Reproduce the following material exactly, including every line.

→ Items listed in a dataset
==============================
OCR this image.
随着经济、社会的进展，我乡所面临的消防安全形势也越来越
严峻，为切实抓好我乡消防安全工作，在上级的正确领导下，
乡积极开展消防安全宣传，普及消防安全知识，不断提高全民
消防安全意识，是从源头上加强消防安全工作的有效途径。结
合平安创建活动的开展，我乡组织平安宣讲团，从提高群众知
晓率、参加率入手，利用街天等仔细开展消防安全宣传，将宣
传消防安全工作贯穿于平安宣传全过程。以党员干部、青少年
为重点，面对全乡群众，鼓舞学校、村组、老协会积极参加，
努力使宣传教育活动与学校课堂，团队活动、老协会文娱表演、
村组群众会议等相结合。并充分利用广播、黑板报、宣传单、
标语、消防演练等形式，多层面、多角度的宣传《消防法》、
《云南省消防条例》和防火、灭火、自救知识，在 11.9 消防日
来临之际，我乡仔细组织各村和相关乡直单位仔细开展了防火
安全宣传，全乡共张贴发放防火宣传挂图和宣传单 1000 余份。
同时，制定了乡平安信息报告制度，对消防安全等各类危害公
==============================
→ SOLVED EXERCISE
OCR this image.
随着经济、社会的进展，我乡所面临的消防安全形势也越来越
严峻，为切实抓好我乡消防安全工作，在上级的正确领导下，
乡积极开展消防安全宣传，普及消防安全知识，不断提高全民
消防安全意识，是从源头上加强消防安全工作的有效途径。结
合平安创建活动的开展，我乡组织平安宣讲团，从提高群众知
晓率、参加率入手，利用街天等仔细开展消防安全宣传，将宣
传消防安全工作贯穿于平安宣传全过程。以党员干部、青少年
为重点，面对全乡群众，鼓舞学校、村组、老协会积极参加，
努力使宣传教育活动与学校课堂，团队活动、老协会文娱表演、
村组群众会议等相结合。并充分利用广播、黑板报、宣传单、
标语、消防演练等形式，多层面、多角度的宣传《消防法》、
《云南省消防条例》和防火、灭火、自救知识，在 11.9 消防日
来临之际，我乡仔细组织各村和相关乡直单位仔细开展了防火
安全宣传，全乡共张贴发放防火宣传挂图和宣传单 1000 余份。
同时，制定了乡平安信息报告制度，对消防安全等各类危害公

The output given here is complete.